• _AUFGABENSTELLUNG_
Gib sämtliche Zeilen der folgenden Datensätze als Markdown-Tabelle mit den Spalten „Nr.“ und „Zeile“ wieder, wobei jede Zeile eine fortlaufende Nummer erhält und Leerzeilen wegfallen.

• _EINGABEDATEN_
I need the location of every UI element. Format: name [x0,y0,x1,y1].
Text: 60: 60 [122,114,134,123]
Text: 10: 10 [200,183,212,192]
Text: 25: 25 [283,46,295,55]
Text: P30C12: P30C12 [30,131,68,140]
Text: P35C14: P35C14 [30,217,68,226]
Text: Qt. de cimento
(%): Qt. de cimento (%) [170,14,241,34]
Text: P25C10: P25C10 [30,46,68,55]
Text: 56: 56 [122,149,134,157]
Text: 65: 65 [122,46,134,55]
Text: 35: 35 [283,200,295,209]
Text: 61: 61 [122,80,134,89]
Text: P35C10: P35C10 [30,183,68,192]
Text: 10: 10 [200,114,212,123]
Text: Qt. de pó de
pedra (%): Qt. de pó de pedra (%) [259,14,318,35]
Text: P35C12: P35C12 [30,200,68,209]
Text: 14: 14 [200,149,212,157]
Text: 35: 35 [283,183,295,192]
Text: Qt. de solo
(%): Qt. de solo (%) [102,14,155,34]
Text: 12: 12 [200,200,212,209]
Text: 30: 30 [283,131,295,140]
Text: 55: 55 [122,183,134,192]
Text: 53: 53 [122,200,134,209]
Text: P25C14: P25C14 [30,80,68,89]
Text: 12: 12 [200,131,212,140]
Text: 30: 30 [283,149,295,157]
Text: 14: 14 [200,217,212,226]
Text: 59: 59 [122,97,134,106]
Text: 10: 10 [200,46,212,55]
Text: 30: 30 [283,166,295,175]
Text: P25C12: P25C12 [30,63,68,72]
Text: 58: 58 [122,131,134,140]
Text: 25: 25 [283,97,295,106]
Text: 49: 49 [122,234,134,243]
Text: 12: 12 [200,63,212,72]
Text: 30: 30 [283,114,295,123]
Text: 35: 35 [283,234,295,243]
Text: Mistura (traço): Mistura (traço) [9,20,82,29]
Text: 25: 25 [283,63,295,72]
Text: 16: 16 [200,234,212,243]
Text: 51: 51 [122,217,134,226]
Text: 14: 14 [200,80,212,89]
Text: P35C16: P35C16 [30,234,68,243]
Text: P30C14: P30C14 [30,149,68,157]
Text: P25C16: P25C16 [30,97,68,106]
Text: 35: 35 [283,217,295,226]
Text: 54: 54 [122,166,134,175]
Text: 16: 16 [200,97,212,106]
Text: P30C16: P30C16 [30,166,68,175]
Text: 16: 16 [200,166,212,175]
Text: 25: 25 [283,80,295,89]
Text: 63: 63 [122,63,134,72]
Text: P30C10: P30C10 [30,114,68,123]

• _LÖSUNG_
| Nr. | Zeile |
|---|---|
| 1 | I need the location of every UI element. Format: name [x0,y0,x1,y1]. |
| 2 | Text: 60: 60 [122,114,134,123] |
| 3 | Text: 10: 10 [200,183,212,192] |
| 4 | Text: 25: 25 [283,46,295,55] |
| 5 | Text: P30C12: P30C12 [30,131,68,140] |
| 6 | Text: P35C14: P35C14 [30,217,68,226] |
| 7 | Text: Qt. de cimento |
| 8 | (%): Qt. de cimento (%) [170,14,241,34] |
| 9 | Text: P25C10: P25C10 [30,46,68,55] |
| 10 | Text: 56: 56 [122,149,134,157] |
| 11 | Text: 65: 65 [122,46,134,55] |
| 12 | Text: 35: 35 [283,200,295,209] |
| 13 | Text: 61: 61 [122,80,134,89] |
| 14 | Text: P35C10: P35C10 [30,183,68,192] |
| 15 | Text: 10: 10 [200,114,212,123] |
| 16 | Text: Qt. de pó de |
| 17 | pedra (%): Qt. de pó de pedra (%) [259,14,318,35] |
| 18 | Text: P35C12: P35C12 [30,200,68,209] |
| 19 | Text: 14: 14 [200,149,212,157] |
| 20 | Text: 35: 35 [283,183,295,192] |
| 21 | Text: Qt. de solo |
| 22 | (%): Qt. de solo (%) [102,14,155,34] |
| 23 | Text: 12: 12 [200,200,212,209] |
| 24 | Text: 30: 30 [283,131,295,140] |
| 25 | Text: 55: 55 [122,183,134,192] |
| 26 | Text: 53: 53 [122,200,134,209] |
| 27 | Text: P25C14: P25C14 [30,80,68,89] |
| 28 | Text: 12: 12 [200,131,212,140] |
| 29 | Text: 30: 30 [283,149,295,157] |
| 30 | Text: 14: 14 [200,217,212,226] |
| 31 | Text: 59: 59 [122,97,134,106] |
| 32 | Text: 10: 10 [200,46,212,55] |
| 33 | Text: 30: 30 [283,166,295,175] |
| 34 | Text: P25C12: P25C12 [30,63,68,72] |
| 35 | Text: 58: 58 [122,131,134,140] |
| 36 | Text: 25: 25 [283,97,295,106] |
| 37 | Text: 49: 49 [122,234,134,243] |
| 38 | Text: 12: 12 [200,63,212,72] |
| 39 | Text: 30: 30 [283,114,295,123] |
| 40 | Text: 35: 35 [283,234,295,243] |
| 41 | Text: Mistura (traço): Mistura (traço) [9,20,82,29] |
| 42 | Text: 25: 25 [283,63,295,72] |
| 43 | Text: 16: 16 [200,234,212,243] |
| 44 | Text: 51: 51 [122,217,134,226] |
| 45 | Text: 14: 14 [200,80,212,89] |
| 46 | Text: P35C16: P35C16 [30,234,68,243] |
| 47 | Text: P30C14: P30C14 [30,149,68,157] |
| 48 | Text: P25C16: P25C16 [30,97,68,106] |
| 49 | Text: 35: 35 [283,217,295,226] |
| 50 | Text: 54: 54 [122,166,134,175] |
| 51 | Text: 16: 16 [200,97,212,106] |
| 52 | Text: P30C16: P30C16 [30,166,68,175] |
| 53 | Text: 16: 16 [200,166,212,175] |
| 54 | Text: 25: 25 [283,80,295,89] |
| 55 | Text: 63: 63 [122,63,134,72] |
| 56 | Text: P30C10: P30C10 [30,114,68,123] |